> What the task requires: Collect every line below that contains the word "frontal".

>> START Provided data

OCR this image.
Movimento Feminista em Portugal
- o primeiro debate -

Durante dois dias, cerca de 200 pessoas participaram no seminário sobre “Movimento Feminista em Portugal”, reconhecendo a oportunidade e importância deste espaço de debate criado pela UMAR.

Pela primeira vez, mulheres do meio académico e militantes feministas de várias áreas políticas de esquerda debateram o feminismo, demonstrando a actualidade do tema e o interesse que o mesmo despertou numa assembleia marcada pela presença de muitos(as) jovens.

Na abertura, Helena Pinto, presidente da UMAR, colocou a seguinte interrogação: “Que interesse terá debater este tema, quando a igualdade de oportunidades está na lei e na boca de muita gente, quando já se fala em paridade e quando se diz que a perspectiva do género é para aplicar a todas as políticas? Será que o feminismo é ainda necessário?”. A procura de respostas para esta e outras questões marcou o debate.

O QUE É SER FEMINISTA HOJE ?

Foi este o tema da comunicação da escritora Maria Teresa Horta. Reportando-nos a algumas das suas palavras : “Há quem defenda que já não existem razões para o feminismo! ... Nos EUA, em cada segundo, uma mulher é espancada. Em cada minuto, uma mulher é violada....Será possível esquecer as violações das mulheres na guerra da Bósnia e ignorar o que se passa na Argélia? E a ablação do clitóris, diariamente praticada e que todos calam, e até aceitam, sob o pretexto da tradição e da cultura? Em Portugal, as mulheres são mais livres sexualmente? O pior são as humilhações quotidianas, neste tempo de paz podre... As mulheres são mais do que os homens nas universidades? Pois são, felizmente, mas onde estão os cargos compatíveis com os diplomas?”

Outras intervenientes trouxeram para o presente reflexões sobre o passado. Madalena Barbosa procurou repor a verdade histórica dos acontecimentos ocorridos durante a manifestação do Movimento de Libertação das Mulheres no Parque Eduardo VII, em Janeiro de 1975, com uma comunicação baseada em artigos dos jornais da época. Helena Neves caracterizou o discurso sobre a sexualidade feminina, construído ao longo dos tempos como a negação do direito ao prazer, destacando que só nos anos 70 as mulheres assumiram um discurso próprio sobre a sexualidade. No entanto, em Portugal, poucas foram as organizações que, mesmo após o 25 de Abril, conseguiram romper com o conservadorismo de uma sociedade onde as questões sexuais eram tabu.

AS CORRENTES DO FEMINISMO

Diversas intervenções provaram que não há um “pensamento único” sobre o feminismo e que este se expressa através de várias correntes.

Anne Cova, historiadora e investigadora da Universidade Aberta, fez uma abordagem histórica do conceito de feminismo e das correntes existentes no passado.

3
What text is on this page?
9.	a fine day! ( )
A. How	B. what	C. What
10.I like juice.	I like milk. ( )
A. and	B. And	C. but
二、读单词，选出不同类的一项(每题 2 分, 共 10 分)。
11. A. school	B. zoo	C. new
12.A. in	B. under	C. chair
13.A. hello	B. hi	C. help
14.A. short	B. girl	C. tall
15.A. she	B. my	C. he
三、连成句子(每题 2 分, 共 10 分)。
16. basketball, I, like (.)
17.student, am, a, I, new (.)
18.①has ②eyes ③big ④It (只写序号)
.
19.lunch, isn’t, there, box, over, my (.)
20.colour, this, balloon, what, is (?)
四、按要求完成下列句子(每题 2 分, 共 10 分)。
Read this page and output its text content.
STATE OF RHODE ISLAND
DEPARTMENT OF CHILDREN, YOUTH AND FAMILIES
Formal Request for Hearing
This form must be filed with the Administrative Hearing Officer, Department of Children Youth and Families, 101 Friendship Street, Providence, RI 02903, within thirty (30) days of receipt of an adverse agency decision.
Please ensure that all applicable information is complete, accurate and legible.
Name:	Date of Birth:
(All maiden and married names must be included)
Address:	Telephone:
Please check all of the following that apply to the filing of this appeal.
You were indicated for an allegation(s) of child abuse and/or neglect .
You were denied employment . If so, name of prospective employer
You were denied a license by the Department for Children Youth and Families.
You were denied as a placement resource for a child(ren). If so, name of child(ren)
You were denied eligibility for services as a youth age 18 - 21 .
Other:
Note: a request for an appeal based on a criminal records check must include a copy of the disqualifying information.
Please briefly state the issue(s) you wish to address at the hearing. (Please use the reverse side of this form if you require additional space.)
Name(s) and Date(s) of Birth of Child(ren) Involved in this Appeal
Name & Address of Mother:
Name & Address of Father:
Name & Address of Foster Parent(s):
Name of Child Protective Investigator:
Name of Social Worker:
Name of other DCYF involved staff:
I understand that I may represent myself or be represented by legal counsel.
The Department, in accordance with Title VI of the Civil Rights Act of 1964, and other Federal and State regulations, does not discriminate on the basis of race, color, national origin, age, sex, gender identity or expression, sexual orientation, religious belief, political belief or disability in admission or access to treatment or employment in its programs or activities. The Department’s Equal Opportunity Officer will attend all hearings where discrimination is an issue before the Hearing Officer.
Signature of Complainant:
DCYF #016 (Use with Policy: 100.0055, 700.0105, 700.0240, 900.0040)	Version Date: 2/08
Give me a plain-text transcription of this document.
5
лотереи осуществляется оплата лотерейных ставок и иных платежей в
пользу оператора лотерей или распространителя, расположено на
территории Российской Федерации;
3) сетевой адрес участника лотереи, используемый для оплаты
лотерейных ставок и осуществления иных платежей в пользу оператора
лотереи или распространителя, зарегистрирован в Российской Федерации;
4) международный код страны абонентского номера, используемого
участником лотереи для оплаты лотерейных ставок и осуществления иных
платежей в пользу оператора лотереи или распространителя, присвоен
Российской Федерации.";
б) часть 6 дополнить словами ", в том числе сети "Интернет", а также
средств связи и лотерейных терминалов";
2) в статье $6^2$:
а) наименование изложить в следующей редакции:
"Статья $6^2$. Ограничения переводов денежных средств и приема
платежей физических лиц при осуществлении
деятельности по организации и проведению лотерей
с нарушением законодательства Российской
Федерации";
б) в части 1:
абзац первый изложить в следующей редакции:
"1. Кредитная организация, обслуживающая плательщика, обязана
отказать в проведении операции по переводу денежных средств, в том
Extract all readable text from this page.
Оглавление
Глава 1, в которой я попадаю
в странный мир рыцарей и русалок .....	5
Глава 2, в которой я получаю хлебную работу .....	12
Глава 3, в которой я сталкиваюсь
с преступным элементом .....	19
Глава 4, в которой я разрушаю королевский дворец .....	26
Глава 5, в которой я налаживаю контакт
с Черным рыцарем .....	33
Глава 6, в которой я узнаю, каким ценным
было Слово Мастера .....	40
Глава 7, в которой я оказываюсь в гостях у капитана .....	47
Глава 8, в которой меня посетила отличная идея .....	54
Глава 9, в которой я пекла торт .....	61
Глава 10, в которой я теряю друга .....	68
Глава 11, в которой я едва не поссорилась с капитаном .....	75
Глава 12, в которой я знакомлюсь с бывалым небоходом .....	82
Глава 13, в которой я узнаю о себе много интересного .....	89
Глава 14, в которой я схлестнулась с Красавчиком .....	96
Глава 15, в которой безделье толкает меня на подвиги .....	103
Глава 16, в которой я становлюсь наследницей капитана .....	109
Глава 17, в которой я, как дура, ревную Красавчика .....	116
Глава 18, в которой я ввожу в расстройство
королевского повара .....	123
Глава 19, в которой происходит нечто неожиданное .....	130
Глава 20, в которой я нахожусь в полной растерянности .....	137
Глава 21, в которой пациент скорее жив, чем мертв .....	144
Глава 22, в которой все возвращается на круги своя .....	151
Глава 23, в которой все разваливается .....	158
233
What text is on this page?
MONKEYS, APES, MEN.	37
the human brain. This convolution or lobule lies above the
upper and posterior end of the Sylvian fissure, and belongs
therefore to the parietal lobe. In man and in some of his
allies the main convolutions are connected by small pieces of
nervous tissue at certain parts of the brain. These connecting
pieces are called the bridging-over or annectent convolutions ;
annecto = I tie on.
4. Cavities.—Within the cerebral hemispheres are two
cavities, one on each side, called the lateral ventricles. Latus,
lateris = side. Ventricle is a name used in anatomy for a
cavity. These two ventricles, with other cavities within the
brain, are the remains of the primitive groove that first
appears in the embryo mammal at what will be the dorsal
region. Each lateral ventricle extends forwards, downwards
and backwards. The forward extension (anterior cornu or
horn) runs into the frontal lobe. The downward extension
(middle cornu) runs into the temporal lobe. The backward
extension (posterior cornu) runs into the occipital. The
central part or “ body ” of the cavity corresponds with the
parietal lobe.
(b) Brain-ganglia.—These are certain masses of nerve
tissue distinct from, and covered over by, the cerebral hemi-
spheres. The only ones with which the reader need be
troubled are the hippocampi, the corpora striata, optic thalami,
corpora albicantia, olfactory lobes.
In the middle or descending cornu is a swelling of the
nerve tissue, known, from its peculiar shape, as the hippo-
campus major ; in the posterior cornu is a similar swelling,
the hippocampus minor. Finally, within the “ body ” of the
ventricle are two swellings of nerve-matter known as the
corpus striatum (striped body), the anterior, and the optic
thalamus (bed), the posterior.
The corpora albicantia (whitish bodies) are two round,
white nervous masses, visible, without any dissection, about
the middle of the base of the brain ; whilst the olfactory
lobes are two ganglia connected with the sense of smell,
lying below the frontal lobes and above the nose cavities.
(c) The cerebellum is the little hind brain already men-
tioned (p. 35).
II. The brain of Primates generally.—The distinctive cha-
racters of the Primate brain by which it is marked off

>> END Provided data

> Exercise solution:
horn) runs into the frontal lobe. The downward extension
lying below the frontal lobes and above the nose cavities.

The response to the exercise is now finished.